Records contained in a dataset
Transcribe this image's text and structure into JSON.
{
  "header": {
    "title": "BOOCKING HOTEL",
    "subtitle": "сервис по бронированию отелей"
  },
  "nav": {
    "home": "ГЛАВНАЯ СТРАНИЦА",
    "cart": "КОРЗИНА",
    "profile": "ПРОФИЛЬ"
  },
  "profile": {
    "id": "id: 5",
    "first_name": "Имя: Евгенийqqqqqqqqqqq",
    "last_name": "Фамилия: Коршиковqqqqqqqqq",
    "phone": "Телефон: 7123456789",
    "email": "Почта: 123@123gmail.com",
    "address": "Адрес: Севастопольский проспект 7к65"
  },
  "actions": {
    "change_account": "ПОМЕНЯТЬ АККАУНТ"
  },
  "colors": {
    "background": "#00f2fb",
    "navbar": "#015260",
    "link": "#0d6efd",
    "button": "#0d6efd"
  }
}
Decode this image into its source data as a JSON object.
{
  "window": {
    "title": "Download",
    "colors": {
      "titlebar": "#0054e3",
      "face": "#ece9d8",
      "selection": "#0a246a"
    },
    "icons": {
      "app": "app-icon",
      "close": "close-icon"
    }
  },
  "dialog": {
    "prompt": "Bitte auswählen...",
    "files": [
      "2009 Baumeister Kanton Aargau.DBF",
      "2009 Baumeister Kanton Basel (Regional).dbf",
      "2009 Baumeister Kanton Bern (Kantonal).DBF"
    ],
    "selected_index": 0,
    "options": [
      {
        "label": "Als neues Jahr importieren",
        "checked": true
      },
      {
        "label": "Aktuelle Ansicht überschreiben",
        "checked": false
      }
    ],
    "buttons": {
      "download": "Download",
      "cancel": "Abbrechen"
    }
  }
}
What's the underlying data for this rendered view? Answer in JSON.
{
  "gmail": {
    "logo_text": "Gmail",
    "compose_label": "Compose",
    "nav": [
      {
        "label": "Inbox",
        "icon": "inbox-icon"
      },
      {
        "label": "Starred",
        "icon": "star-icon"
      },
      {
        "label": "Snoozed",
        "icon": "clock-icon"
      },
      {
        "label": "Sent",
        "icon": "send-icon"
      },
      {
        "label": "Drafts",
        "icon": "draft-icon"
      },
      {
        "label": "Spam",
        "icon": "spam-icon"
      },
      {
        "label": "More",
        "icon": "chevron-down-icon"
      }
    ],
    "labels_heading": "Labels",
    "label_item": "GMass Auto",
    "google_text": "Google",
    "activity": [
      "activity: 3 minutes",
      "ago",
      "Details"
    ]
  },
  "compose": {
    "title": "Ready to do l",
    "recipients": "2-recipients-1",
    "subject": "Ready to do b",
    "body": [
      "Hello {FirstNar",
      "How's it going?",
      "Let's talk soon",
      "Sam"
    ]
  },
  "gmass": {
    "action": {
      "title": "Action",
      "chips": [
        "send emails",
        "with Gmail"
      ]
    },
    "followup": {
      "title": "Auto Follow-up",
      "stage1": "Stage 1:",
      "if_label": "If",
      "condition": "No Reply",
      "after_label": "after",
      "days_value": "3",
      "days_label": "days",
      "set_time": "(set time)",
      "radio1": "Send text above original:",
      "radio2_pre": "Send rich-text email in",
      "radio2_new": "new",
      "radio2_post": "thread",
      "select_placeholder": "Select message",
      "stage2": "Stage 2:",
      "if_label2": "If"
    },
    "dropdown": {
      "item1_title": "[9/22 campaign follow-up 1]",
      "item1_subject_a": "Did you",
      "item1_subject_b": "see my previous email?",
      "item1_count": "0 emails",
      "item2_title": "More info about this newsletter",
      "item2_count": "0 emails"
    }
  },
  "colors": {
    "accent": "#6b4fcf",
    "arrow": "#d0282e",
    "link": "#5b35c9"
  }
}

[Written exercise]: Write out the whole listing exactly.

[Output]:
Transcribe this image's text and structure into JSON.
{
  "header": {
    "title": "BOOCKING HOTEL",
    "subtitle": "сервис по бронированию отелей"
  },
  "nav": {
    "home": "ГЛАВНАЯ СТРАНИЦА",
    "cart": "КОРЗИНА",
    "profile": "ПРОФИЛЬ"
  },
  "profile": {
    "id": "id: 5",
    "first_name": "Имя: Евгенийqqqqqqqqqqq",
    "last_name": "Фамилия: Коршиковqqqqqqqqq",
    "phone": "Телефон: 7123456789",
    "email": "Почта: 123@123gmail.com",
    "address": "Адрес: Севастопольский проспект 7к65"
  },
  "actions": {
    "change_account": "ПОМЕНЯТЬ АККАУНТ"
  },
  "colors": {
    "background": "#00f2fb",
    "navbar": "#015260",
    "link": "#0d6efd",
    "button": "#0d6efd"
  }
}
Decode this image into its source data as a JSON object.
{
  "window": {
    "title": "Download",
    "colors": {
      "titlebar": "#0054e3",
      "face": "#ece9d8",
      "selection": "#0a246a"
    },
    "icons": {
      "app": "app-icon",
      "close": "close-icon"
    }
  },
  "dialog": {
    "prompt": "Bitte auswählen...",
    "files": [
      "2009 Baumeister Kanton Aargau.DBF",
      "2009 Baumeister Kanton Basel (Regional).dbf",
      "2009 Baumeister Kanton Bern (Kantonal).DBF"
    ],
    "selected_index": 0,
    "options": [
      {
        "label": "Als neues Jahr importieren",
        "checked": true
      },
      {
        "label": "Aktuelle Ansicht überschreiben",
        "checked": false
      }
    ],
    "buttons": {
      "download": "Download",
      "cancel": "Abbrechen"
    }
  }
}
What's the underlying data for this rendered view? Answer in JSON.
{
  "gmail": {
    "logo_text": "Gmail",
    "compose_label": "Compose",
    "nav": [
      {
        "label": "Inbox",
        "icon": "inbox-icon"
      },
      {
        "label": "Starred",
        "icon": "star-icon"
      },
      {
        "label": "Snoozed",
        "icon": "clock-icon"
      },
      {
        "label": "Sent",
        "icon": "send-icon"
      },
      {
        "label": "Drafts",
        "icon": "draft-icon"
      },
      {
        "label": "Spam",
        "icon": "spam-icon"
      },
      {
        "label": "More",
        "icon": "chevron-down-icon"
      }
    ],
    "labels_heading": "Labels",
    "label_item": "GMass Auto",
    "google_text": "Google",
    "activity": [
      "activity: 3 minutes",
      "ago",
      "Details"
    ]
  },
  "compose": {
    "title": "Ready to do l",
    "recipients": "2-recipients-1",
    "subject": "Ready to do b",
    "body": [
      "Hello {FirstNar",
      "How's it going?",
      "Let's talk soon",
      "Sam"
    ]
  },
  "gmass": {
    "action": {
      "title": "Action",
      "chips": [
        "send emails",
        "with Gmail"
      ]
    },
    "followup": {
      "title": "Auto Follow-up",
      "stage1": "Stage 1:",
      "if_label": "If",
      "condition": "No Reply",
      "after_label": "after",
      "days_value": "3",
      "days_label": "days",
      "set_time": "(set time)",
      "radio1": "Send text above original:",
      "radio2_pre": "Send rich-text email in",
      "radio2_new": "new",
      "radio2_post": "thread",
      "select_placeholder": "Select message",
      "stage2": "Stage 2:",
      "if_label2": "If"
    },
    "dropdown": {
      "item1_title": "[9/22 campaign follow-up 1]",
      "item1_subject_a": "Did you",
      "item1_subject_b": "see my previous email?",
      "item1_count": "0 emails",
      "item2_title": "More info about this newsletter",
      "item2_count": "0 emails"
    }
  },
  "colors": {
    "accent": "#6b4fcf",
    "arrow": "#d0282e",
    "link": "#5b35c9"
  }
}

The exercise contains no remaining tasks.